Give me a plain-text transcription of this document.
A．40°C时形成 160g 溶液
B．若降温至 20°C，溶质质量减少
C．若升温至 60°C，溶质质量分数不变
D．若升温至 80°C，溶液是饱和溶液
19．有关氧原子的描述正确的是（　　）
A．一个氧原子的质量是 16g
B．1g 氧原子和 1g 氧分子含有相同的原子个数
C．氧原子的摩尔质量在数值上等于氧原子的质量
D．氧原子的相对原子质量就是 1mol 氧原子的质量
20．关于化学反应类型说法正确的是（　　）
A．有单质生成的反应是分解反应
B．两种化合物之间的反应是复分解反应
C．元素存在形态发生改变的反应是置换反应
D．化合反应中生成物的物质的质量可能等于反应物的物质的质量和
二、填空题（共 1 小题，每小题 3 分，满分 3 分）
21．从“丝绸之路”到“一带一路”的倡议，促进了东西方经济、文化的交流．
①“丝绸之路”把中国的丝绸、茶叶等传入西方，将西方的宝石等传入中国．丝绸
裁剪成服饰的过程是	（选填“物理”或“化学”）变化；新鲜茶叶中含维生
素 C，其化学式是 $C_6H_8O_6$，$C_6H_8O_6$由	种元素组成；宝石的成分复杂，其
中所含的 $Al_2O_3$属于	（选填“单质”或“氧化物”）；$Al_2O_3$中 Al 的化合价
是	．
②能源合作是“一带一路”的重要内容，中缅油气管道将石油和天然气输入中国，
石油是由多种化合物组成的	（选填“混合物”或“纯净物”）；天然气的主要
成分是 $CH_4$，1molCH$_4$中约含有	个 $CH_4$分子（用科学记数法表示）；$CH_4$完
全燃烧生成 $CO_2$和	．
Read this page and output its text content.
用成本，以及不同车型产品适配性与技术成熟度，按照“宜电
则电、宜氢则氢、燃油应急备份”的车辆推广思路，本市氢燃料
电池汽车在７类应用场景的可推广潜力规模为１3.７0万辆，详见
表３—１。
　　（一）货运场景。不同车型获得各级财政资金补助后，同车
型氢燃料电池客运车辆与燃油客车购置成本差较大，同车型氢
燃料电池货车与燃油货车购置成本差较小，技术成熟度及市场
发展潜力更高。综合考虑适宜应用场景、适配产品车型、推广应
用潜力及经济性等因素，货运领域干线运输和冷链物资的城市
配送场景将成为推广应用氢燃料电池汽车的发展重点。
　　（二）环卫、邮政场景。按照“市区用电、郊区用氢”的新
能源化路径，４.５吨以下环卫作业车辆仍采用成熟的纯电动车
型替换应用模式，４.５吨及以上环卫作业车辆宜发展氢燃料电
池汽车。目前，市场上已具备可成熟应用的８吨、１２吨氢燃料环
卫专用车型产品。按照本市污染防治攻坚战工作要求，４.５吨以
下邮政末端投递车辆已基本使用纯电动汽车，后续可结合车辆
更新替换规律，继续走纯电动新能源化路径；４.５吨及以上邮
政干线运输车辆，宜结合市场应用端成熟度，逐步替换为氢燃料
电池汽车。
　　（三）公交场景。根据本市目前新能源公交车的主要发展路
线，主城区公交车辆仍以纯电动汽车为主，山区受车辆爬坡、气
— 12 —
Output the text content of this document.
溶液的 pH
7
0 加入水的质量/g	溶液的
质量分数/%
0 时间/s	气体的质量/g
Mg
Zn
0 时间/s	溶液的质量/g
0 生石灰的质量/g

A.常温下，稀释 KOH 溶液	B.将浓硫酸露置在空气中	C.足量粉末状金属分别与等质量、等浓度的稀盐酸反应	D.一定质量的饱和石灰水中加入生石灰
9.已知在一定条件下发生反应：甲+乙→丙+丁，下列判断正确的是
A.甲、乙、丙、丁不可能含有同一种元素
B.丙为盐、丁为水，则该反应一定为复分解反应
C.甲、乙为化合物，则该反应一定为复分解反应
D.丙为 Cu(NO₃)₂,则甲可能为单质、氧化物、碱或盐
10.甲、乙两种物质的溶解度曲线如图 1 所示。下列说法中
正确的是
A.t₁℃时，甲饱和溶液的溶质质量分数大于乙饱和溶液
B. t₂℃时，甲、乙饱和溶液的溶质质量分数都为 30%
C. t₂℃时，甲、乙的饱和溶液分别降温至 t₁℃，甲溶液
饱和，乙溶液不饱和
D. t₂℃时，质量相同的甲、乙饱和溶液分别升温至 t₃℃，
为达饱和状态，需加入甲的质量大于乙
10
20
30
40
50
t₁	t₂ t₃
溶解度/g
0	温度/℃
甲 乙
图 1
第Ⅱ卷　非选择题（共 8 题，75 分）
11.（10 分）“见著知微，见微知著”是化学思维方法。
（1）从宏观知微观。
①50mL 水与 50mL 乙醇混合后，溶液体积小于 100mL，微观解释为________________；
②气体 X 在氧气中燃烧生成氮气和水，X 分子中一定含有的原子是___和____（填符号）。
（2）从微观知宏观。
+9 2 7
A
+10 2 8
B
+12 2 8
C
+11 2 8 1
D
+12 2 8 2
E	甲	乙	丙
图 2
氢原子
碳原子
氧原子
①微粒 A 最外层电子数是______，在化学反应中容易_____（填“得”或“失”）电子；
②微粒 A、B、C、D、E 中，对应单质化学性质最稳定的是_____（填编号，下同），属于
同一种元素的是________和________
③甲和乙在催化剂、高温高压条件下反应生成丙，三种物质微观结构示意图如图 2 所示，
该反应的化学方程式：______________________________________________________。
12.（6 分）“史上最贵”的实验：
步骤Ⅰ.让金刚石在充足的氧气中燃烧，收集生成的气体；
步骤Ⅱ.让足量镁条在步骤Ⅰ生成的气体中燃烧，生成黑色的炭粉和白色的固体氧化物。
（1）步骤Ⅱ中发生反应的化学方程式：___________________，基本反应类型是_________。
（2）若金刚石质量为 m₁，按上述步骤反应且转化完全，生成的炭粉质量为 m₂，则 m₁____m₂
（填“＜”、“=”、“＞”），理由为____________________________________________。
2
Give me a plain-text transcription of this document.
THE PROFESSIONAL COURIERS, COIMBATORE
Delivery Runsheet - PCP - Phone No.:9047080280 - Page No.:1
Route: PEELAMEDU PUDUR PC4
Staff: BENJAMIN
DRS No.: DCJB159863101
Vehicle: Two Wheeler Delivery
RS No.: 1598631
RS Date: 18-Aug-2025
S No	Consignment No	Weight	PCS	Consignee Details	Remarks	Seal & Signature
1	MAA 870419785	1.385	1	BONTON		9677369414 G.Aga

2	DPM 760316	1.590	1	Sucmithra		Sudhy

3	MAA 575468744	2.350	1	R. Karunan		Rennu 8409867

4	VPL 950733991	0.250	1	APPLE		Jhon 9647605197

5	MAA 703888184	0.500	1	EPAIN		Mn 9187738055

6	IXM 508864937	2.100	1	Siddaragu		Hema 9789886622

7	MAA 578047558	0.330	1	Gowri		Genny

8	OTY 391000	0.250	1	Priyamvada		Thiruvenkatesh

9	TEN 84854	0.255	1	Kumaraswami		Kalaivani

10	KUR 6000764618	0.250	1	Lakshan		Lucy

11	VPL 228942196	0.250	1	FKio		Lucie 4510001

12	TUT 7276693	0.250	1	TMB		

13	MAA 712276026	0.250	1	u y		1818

........

▶ _TASK TO COMPLETE_:
Repeat the listing in full, keeping every line exactly as it is.

▶ _PROBLEM SOLUTION_:
Give me a plain-text transcription of this document.
A．40°C时形成 160g 溶液
B．若降温至 20°C，溶质质量减少
C．若升温至 60°C，溶质质量分数不变
D．若升温至 80°C，溶液是饱和溶液
19．有关氧原子的描述正确的是（　　）
A．一个氧原子的质量是 16g
B．1g 氧原子和 1g 氧分子含有相同的原子个数
C．氧原子的摩尔质量在数值上等于氧原子的质量
D．氧原子的相对原子质量就是 1mol 氧原子的质量
20．关于化学反应类型说法正确的是（　　）
A．有单质生成的反应是分解反应
B．两种化合物之间的反应是复分解反应
C．元素存在形态发生改变的反应是置换反应
D．化合反应中生成物的物质的质量可能等于反应物的物质的质量和
二、填空题（共 1 小题，每小题 3 分，满分 3 分）
21．从“丝绸之路”到“一带一路”的倡议，促进了东西方经济、文化的交流．
①“丝绸之路”把中国的丝绸、茶叶等传入西方，将西方的宝石等传入中国．丝绸
裁剪成服饰的过程是	（选填“物理”或“化学”）变化；新鲜茶叶中含维生
素 C，其化学式是 $C_6H_8O_6$，$C_6H_8O_6$由	种元素组成；宝石的成分复杂，其
中所含的 $Al_2O_3$属于	（选填“单质”或“氧化物”）；$Al_2O_3$中 Al 的化合价
是	．
②能源合作是“一带一路”的重要内容，中缅油气管道将石油和天然气输入中国，
石油是由多种化合物组成的	（选填“混合物”或“纯净物”）；天然气的主要
成分是 $CH_4$，1molCH$_4$中约含有	个 $CH_4$分子（用科学记数法表示）；$CH_4$完
全燃烧生成 $CO_2$和	．
Read this page and output its text content.
用成本，以及不同车型产品适配性与技术成熟度，按照“宜电
则电、宜氢则氢、燃油应急备份”的车辆推广思路，本市氢燃料
电池汽车在７类应用场景的可推广潜力规模为１3.７0万辆，详见
表３—１。
　　（一）货运场景。不同车型获得各级财政资金补助后，同车
型氢燃料电池客运车辆与燃油客车购置成本差较大，同车型氢
燃料电池货车与燃油货车购置成本差较小，技术成熟度及市场
发展潜力更高。综合考虑适宜应用场景、适配产品车型、推广应
用潜力及经济性等因素，货运领域干线运输和冷链物资的城市
配送场景将成为推广应用氢燃料电池汽车的发展重点。
　　（二）环卫、邮政场景。按照“市区用电、郊区用氢”的新
能源化路径，４.５吨以下环卫作业车辆仍采用成熟的纯电动车
型替换应用模式，４.５吨及以上环卫作业车辆宜发展氢燃料电
池汽车。目前，市场上已具备可成熟应用的８吨、１２吨氢燃料环
卫专用车型产品。按照本市污染防治攻坚战工作要求，４.５吨以
下邮政末端投递车辆已基本使用纯电动汽车，后续可结合车辆
更新替换规律，继续走纯电动新能源化路径；４.５吨及以上邮
政干线运输车辆，宜结合市场应用端成熟度，逐步替换为氢燃料
电池汽车。
　　（三）公交场景。根据本市目前新能源公交车的主要发展路
线，主城区公交车辆仍以纯电动汽车为主，山区受车辆爬坡、气
— 12 —
Output the text content of this document.
溶液的 pH
7
0 加入水的质量/g	溶液的
质量分数/%
0 时间/s	气体的质量/g
Mg
Zn
0 时间/s	溶液的质量/g
0 生石灰的质量/g

A.常温下，稀释 KOH 溶液	B.将浓硫酸露置在空气中	C.足量粉末状金属分别与等质量、等浓度的稀盐酸反应	D.一定质量的饱和石灰水中加入生石灰
9.已知在一定条件下发生反应：甲+乙→丙+丁，下列判断正确的是
A.甲、乙、丙、丁不可能含有同一种元素
B.丙为盐、丁为水，则该反应一定为复分解反应
C.甲、乙为化合物，则该反应一定为复分解反应
D.丙为 Cu(NO₃)₂,则甲可能为单质、氧化物、碱或盐
10.甲、乙两种物质的溶解度曲线如图 1 所示。下列说法中
正确的是
A.t₁℃时，甲饱和溶液的溶质质量分数大于乙饱和溶液
B. t₂℃时，甲、乙饱和溶液的溶质质量分数都为 30%
C. t₂℃时，甲、乙的饱和溶液分别降温至 t₁℃，甲溶液
饱和，乙溶液不饱和
D. t₂℃时，质量相同的甲、乙饱和溶液分别升温至 t₃℃，
为达饱和状态，需加入甲的质量大于乙
10
20
30
40
50
t₁	t₂ t₃
溶解度/g
0	温度/℃
甲 乙
图 1
第Ⅱ卷　非选择题（共 8 题，75 分）
11.（10 分）“见著知微，见微知著”是化学思维方法。
（1）从宏观知微观。
①50mL 水与 50mL 乙醇混合后，溶液体积小于 100mL，微观解释为________________；
②气体 X 在氧气中燃烧生成氮气和水，X 分子中一定含有的原子是___和____（填符号）。
（2）从微观知宏观。
+9 2 7
A
+10 2 8
B
+12 2 8
C
+11 2 8 1
D
+12 2 8 2
E	甲	乙	丙
图 2
氢原子
碳原子
氧原子
①微粒 A 最外层电子数是______，在化学反应中容易_____（填“得”或“失”）电子；
②微粒 A、B、C、D、E 中，对应单质化学性质最稳定的是_____（填编号，下同），属于
同一种元素的是________和________
③甲和乙在催化剂、高温高压条件下反应生成丙，三种物质微观结构示意图如图 2 所示，
该反应的化学方程式：______________________________________________________。
12.（6 分）“史上最贵”的实验：
步骤Ⅰ.让金刚石在充足的氧气中燃烧，收集生成的气体；
步骤Ⅱ.让足量镁条在步骤Ⅰ生成的气体中燃烧，生成黑色的炭粉和白色的固体氧化物。
（1）步骤Ⅱ中发生反应的化学方程式：___________________，基本反应类型是_________。
（2）若金刚石质量为 m₁，按上述步骤反应且转化完全，生成的炭粉质量为 m₂，则 m₁____m₂
（填“＜”、“=”、“＞”），理由为____________________________________________。
2
Give me a plain-text transcription of this document.
THE PROFESSIONAL COURIERS, COIMBATORE
Delivery Runsheet - PCP - Phone No.:9047080280 - Page No.:1
Route: PEELAMEDU PUDUR PC4
Staff: BENJAMIN
DRS No.: DCJB159863101
Vehicle: Two Wheeler Delivery
RS No.: 1598631
RS Date: 18-Aug-2025
S No	Consignment No	Weight	PCS	Consignee Details	Remarks	Seal & Signature
1	MAA 870419785	1.385	1	BONTON		9677369414 G.Aga

2	DPM 760316	1.590	1	Sucmithra		Sudhy

3	MAA 575468744	2.350	1	R. Karunan		Rennu 8409867

4	VPL 950733991	0.250	1	APPLE		Jhon 9647605197

5	MAA 703888184	0.500	1	EPAIN		Mn 9187738055

6	IXM 508864937	2.100	1	Siddaragu		Hema 9789886622

7	MAA 578047558	0.330	1	Gowri		Genny

8	OTY 391000	0.250	1	Priyamvada		Thiruvenkatesh

9	TEN 84854	0.255	1	Kumaraswami		Kalaivani

10	KUR 6000764618	0.250	1	Lakshan		Lucy

11	VPL 228942196	0.250	1	FKio		Lucie 4510001

12	TUT 7276693	0.250	1	TMB		

13	MAA 712276026	0.250	1	u y		1818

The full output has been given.